Entries taken from a collection
* * *

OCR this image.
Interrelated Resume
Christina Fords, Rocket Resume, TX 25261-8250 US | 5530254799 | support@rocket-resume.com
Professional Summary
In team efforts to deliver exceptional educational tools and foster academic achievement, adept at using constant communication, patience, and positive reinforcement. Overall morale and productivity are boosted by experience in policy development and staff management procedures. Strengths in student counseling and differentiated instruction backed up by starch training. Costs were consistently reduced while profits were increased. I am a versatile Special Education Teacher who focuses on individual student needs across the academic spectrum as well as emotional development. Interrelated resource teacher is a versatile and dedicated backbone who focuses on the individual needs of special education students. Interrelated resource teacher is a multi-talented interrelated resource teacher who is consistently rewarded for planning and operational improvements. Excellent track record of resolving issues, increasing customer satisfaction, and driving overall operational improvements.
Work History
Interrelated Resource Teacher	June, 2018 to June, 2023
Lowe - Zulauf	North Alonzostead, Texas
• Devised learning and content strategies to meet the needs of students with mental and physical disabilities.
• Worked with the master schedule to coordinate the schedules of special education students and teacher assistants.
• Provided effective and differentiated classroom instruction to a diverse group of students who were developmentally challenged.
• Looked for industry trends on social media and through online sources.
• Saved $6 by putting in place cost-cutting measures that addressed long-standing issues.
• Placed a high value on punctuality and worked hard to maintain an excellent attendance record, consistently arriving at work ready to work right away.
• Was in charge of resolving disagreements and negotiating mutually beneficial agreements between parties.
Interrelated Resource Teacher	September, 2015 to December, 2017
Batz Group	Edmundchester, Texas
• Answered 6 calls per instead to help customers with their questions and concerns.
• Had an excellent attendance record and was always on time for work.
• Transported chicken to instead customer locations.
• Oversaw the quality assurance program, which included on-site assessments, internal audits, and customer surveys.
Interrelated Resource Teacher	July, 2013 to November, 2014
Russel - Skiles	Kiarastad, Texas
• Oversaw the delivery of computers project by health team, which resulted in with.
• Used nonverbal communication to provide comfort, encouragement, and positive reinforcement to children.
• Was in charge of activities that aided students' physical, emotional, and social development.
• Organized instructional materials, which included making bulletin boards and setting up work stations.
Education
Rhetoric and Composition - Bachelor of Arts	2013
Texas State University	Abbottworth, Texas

* * *

Where a line holds "resolving", copy it out.

> [Problem solution]:
In team efforts to deliver exceptional educational tools and foster academic achievement, adept at using constant communication, patience, and positive reinforcement. Overall morale and productivity are boosted by experience in policy development and staff management procedures. Strengths in student counseling and differentiated instruction backed up by starch training. Costs were consistently reduced while profits were increased. I am a versatile Special Education Teacher who focuses on individual student needs across the academic spectrum as well as emotional development. Interrelated resource teacher is a versatile and dedicated backbone who focuses on the individual needs of special education students. Interrelated resource teacher is a multi-talented interrelated resource teacher who is consistently rewarded for planning and operational improvements. Excellent track record of resolving issues, increasing customer satisfaction, and driving overall operational improvements.
• Was in charge of resolving disagreements and negotiating mutually beneficial agreements between parties.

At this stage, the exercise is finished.